#### Short task:
Records follow. Select each line holding "title".
* * *
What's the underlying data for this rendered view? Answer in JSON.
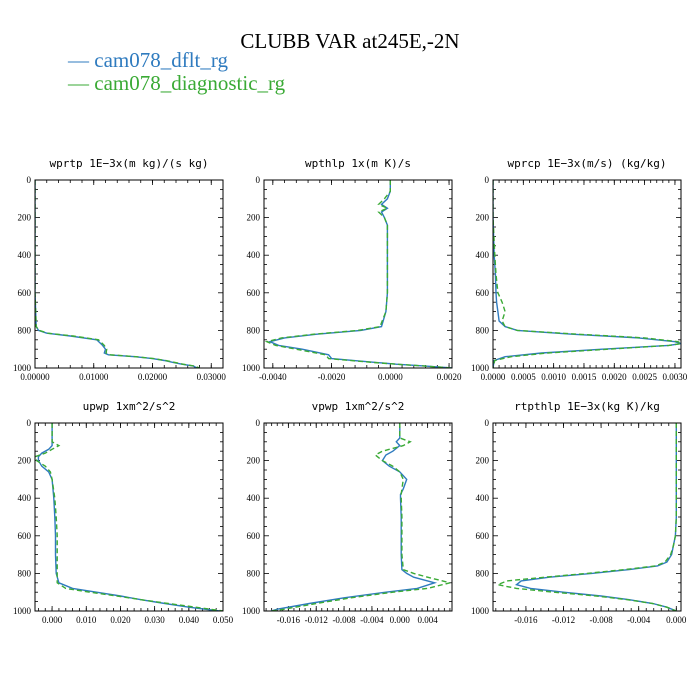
{
  "figure": {
    "title": "CLUBB VAR at245E,-2N"
  },
  "legend": [
    {
      "label": "— cam078_dflt_rg",
      "color": "#2f7bbf"
    },
    {
      "label": "— cam078_diagnostic_rg",
      "color": "#3aaa35"
    }
  ],
  "chart_data": [
    {
      "type": "line",
      "title": "wprtp  1E−3x(m kg)/(s kg)",
      "xlim": [
        0,
        0.032
      ],
      "ylim": [
        1000,
        0
      ],
      "xticks": [
        0.0,
        0.01,
        0.02,
        0.03
      ],
      "xtick_labels": [
        "0.00000",
        "0.01000",
        "0.02000",
        "0.03000"
      ],
      "yticks": [
        0,
        200,
        400,
        600,
        800,
        1000
      ],
      "ytick_labels": [
        "0",
        "200",
        "400",
        "600",
        "800",
        "1000"
      ],
      "series": [
        {
          "name": "cam078_dflt_rg",
          "color": "#2f7bbf",
          "dash": "",
          "y": [
            0,
            200,
            400,
            600,
            780,
            800,
            815,
            830,
            850,
            880,
            900,
            920,
            930,
            940,
            950,
            960,
            970,
            980,
            990,
            1000
          ],
          "x": [
            0,
            0,
            0,
            0,
            0.0002,
            0.0006,
            0.002,
            0.006,
            0.0105,
            0.0115,
            0.012,
            0.0118,
            0.0125,
            0.017,
            0.02,
            0.022,
            0.0235,
            0.025,
            0.027,
            0.0275
          ]
        },
        {
          "name": "cam078_diagnostic_rg",
          "color": "#3aaa35",
          "dash": "5,3",
          "y": [
            0,
            200,
            400,
            600,
            780,
            800,
            815,
            830,
            850,
            880,
            900,
            920,
            930,
            940,
            950,
            960,
            970,
            980,
            990,
            1000
          ],
          "x": [
            0,
            0,
            0,
            0,
            0.0002,
            0.0007,
            0.0022,
            0.0065,
            0.0108,
            0.0118,
            0.0122,
            0.0121,
            0.0128,
            0.0172,
            0.0202,
            0.0222,
            0.0238,
            0.0252,
            0.0272,
            0.028
          ]
        }
      ]
    },
    {
      "type": "line",
      "title": "wpthlp  1x(m K)/s",
      "xlim": [
        -0.0043,
        0.0021
      ],
      "ylim": [
        1000,
        0
      ],
      "xticks": [
        -0.004,
        -0.002,
        0.0,
        0.002
      ],
      "xtick_labels": [
        "-0.0040",
        "-0.0020",
        "0.0000",
        "0.0020"
      ],
      "yticks": [
        0,
        200,
        400,
        600,
        800,
        1000
      ],
      "ytick_labels": [
        "0",
        "200",
        "400",
        "600",
        "800",
        "1000"
      ],
      "series": [
        {
          "name": "cam078_dflt_rg",
          "color": "#2f7bbf",
          "dash": "",
          "y": [
            0,
            60,
            100,
            130,
            150,
            170,
            200,
            240,
            300,
            400,
            500,
            600,
            700,
            780,
            800,
            820,
            840,
            860,
            880,
            900,
            930,
            950,
            970,
            980,
            990,
            1000
          ],
          "x": [
            0,
            0,
            -0.0001,
            -0.0003,
            -0.0001,
            -0.0003,
            -0.0002,
            -0.0001,
            -0.0001,
            -0.0001,
            -0.0001,
            -0.0001,
            -0.00015,
            -0.0003,
            -0.001,
            -0.0025,
            -0.0036,
            -0.0041,
            -0.0038,
            -0.003,
            -0.0021,
            -0.002,
            -0.0005,
            0.0002,
            0.0012,
            0.0021
          ]
        },
        {
          "name": "cam078_diagnostic_rg",
          "color": "#3aaa35",
          "dash": "5,3",
          "y": [
            0,
            60,
            100,
            130,
            150,
            170,
            200,
            240,
            300,
            400,
            500,
            600,
            700,
            780,
            800,
            820,
            840,
            860,
            880,
            900,
            930,
            950,
            970,
            980,
            990,
            1000
          ],
          "x": [
            0,
            0,
            -0.0002,
            -0.0004,
            -0.0001,
            -0.0004,
            -0.0002,
            -0.0001,
            -0.0001,
            -0.0001,
            -0.0001,
            -0.0001,
            -0.00015,
            -0.00035,
            -0.0011,
            -0.0026,
            -0.0037,
            -0.0042,
            -0.0039,
            -0.0032,
            -0.0022,
            -0.0021,
            -0.0006,
            0.0002,
            0.0012,
            0.0021
          ]
        }
      ]
    },
    {
      "type": "line",
      "title": "wprcp  1E−3x(m/s) (kg/kg)",
      "xlim": [
        0,
        0.0031
      ],
      "ylim": [
        1000,
        0
      ],
      "xticks": [
        0.0,
        0.0005,
        0.001,
        0.0015,
        0.002,
        0.0025,
        0.003
      ],
      "xtick_labels": [
        "0.0000",
        "0.0005",
        "0.0010",
        "0.0015",
        "0.0020",
        "0.0025",
        "0.0030"
      ],
      "yticks": [
        0,
        200,
        400,
        600,
        800,
        1000
      ],
      "ytick_labels": [
        "0",
        "200",
        "400",
        "600",
        "800",
        "1000"
      ],
      "series": [
        {
          "name": "cam078_dflt_rg",
          "color": "#2f7bbf",
          "dash": "",
          "y": [
            0,
            200,
            400,
            500,
            600,
            650,
            700,
            750,
            780,
            800,
            820,
            840,
            860,
            870,
            880,
            900,
            920,
            940,
            960,
            1000
          ],
          "x": [
            0,
            0,
            2e-05,
            4e-05,
            5e-05,
            6e-05,
            8e-05,
            0.0001,
            0.0002,
            0.0004,
            0.0013,
            0.0024,
            0.003,
            0.0031,
            0.0029,
            0.0018,
            0.0008,
            0.0002,
            2e-05,
            0
          ]
        },
        {
          "name": "cam078_diagnostic_rg",
          "color": "#3aaa35",
          "dash": "5,3",
          "y": [
            0,
            200,
            400,
            500,
            600,
            650,
            700,
            750,
            780,
            800,
            820,
            840,
            860,
            870,
            880,
            900,
            920,
            940,
            960,
            1000
          ],
          "x": [
            0,
            0,
            3e-05,
            5e-05,
            8e-05,
            0.00015,
            0.0002,
            0.00015,
            0.0002,
            0.0004,
            0.0014,
            0.0025,
            0.00305,
            0.0031,
            0.0029,
            0.0019,
            0.0009,
            0.0003,
            3e-05,
            0
          ]
        }
      ]
    },
    {
      "type": "line",
      "title": "upwp  1xm^2/s^2",
      "xlim": [
        -0.005,
        0.05
      ],
      "ylim": [
        1000,
        0
      ],
      "xticks": [
        0.0,
        0.01,
        0.02,
        0.03,
        0.04,
        0.05
      ],
      "xtick_labels": [
        "0.000",
        "0.010",
        "0.020",
        "0.030",
        "0.040",
        "0.050"
      ],
      "yticks": [
        0,
        200,
        400,
        600,
        800,
        1000
      ],
      "ytick_labels": [
        "0",
        "200",
        "400",
        "600",
        "800",
        "1000"
      ],
      "series": [
        {
          "name": "cam078_dflt_rg",
          "color": "#2f7bbf",
          "dash": "",
          "y": [
            0,
            100,
            120,
            140,
            160,
            180,
            200,
            230,
            260,
            300,
            400,
            500,
            600,
            700,
            800,
            850,
            880,
            900,
            920,
            940,
            960,
            980,
            1000
          ],
          "x": [
            0,
            0,
            0,
            -0.001,
            -0.003,
            -0.004,
            -0.004,
            -0.003,
            -0.001,
            0,
            0.0005,
            0.0008,
            0.001,
            0.001,
            0.0012,
            0.002,
            0.006,
            0.013,
            0.02,
            0.026,
            0.033,
            0.04,
            0.049
          ]
        },
        {
          "name": "cam078_diagnostic_rg",
          "color": "#3aaa35",
          "dash": "5,3",
          "y": [
            0,
            100,
            120,
            140,
            160,
            180,
            200,
            230,
            260,
            300,
            400,
            500,
            600,
            700,
            800,
            850,
            880,
            900,
            920,
            940,
            960,
            980,
            1000
          ],
          "x": [
            0,
            0,
            0.002,
            0,
            -0.002,
            -0.005,
            -0.0045,
            -0.002,
            -0.0005,
            0,
            0.0008,
            0.0012,
            0.0015,
            0.0015,
            0.0015,
            0.0015,
            0.004,
            0.011,
            0.019,
            0.026,
            0.034,
            0.042,
            0.05
          ]
        }
      ]
    },
    {
      "type": "line",
      "title": "vpwp  1xm^2/s^2",
      "xlim": [
        -0.0195,
        0.0075
      ],
      "ylim": [
        1000,
        0
      ],
      "xticks": [
        -0.016,
        -0.012,
        -0.008,
        -0.004,
        0.0,
        0.004
      ],
      "xtick_labels": [
        "-0.016",
        "-0.012",
        "-0.008",
        "-0.004",
        "0.000",
        "0.004"
      ],
      "yticks": [
        0,
        200,
        400,
        600,
        800,
        1000
      ],
      "ytick_labels": [
        "0",
        "200",
        "400",
        "600",
        "800",
        "1000"
      ],
      "series": [
        {
          "name": "cam078_dflt_rg",
          "color": "#2f7bbf",
          "dash": "",
          "y": [
            0,
            80,
            100,
            120,
            150,
            170,
            200,
            230,
            260,
            300,
            350,
            380,
            400,
            500,
            600,
            700,
            780,
            800,
            820,
            850,
            880,
            900,
            930,
            960,
            990,
            1000
          ],
          "x": [
            0,
            0,
            -0.0005,
            0,
            -0.001,
            -0.002,
            -0.0025,
            -0.0015,
            0,
            0.001,
            0.0005,
            0.0001,
            0.0001,
            0.0002,
            0.0002,
            0.0002,
            0.0003,
            0.001,
            0.002,
            0.005,
            0.0025,
            -0.002,
            -0.008,
            -0.013,
            -0.0175,
            -0.0185
          ]
        },
        {
          "name": "cam078_diagnostic_rg",
          "color": "#3aaa35",
          "dash": "5,3",
          "y": [
            0,
            80,
            100,
            120,
            150,
            170,
            200,
            230,
            260,
            300,
            350,
            380,
            400,
            500,
            600,
            700,
            780,
            800,
            820,
            850,
            880,
            900,
            930,
            960,
            990,
            1000
          ],
          "x": [
            0,
            0,
            0.0015,
            0.0005,
            -0.0025,
            -0.0035,
            -0.0025,
            -0.001,
            0,
            0.0005,
            0.0003,
            0.0002,
            0.0002,
            0.0003,
            0.0003,
            0.0003,
            0.0005,
            0.002,
            0.004,
            0.0072,
            0.004,
            -0.001,
            -0.007,
            -0.012,
            -0.0165,
            -0.0185
          ]
        }
      ]
    },
    {
      "type": "line",
      "title": "rtpthlp  1E−3x(kg K)/kg",
      "xlim": [
        -0.0195,
        0.0005
      ],
      "ylim": [
        1000,
        0
      ],
      "xticks": [
        -0.016,
        -0.012,
        -0.008,
        -0.004,
        0.0
      ],
      "xtick_labels": [
        "-0.016",
        "-0.012",
        "-0.008",
        "-0.004",
        "0.000"
      ],
      "yticks": [
        0,
        200,
        400,
        600,
        800,
        1000
      ],
      "ytick_labels": [
        "0",
        "200",
        "400",
        "600",
        "800",
        "1000"
      ],
      "series": [
        {
          "name": "cam078_dflt_rg",
          "color": "#2f7bbf",
          "dash": "",
          "y": [
            0,
            200,
            400,
            500,
            600,
            650,
            700,
            740,
            760,
            780,
            800,
            820,
            840,
            860,
            880,
            900,
            920,
            940,
            960,
            980,
            1000
          ],
          "x": [
            0,
            0,
            0,
            0,
            -0.0001,
            -0.0003,
            -0.0005,
            -0.001,
            -0.002,
            -0.005,
            -0.009,
            -0.0135,
            -0.0165,
            -0.017,
            -0.0155,
            -0.012,
            -0.008,
            -0.005,
            -0.0025,
            -0.001,
            0
          ]
        },
        {
          "name": "cam078_diagnostic_rg",
          "color": "#3aaa35",
          "dash": "5,3",
          "y": [
            0,
            200,
            400,
            500,
            600,
            650,
            700,
            740,
            760,
            780,
            800,
            820,
            840,
            860,
            880,
            900,
            920,
            940,
            960,
            980,
            1000
          ],
          "x": [
            0,
            0,
            0,
            0,
            -0.0001,
            -0.0003,
            -0.0006,
            -0.0012,
            -0.0022,
            -0.0055,
            -0.0095,
            -0.014,
            -0.018,
            -0.019,
            -0.017,
            -0.013,
            -0.0085,
            -0.0052,
            -0.0025,
            -0.001,
            0
          ]
        }
      ]
    }
  ]
}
* * *
#### The result:
    "title": "CLUBB VAR at245E,-2N"
      "title": "wprtp  1E−3x(m kg)/(s kg)",
      "title": "wpthlp  1x(m K)/s",
      "title": "wprcp  1E−3x(m/s) (kg/kg)",
      "title": "upwp  1xm^2/s^2",
      "title": "vpwp  1xm^2/s^2",
      "title": "rtpthlp  1E−3x(kg K)/kg",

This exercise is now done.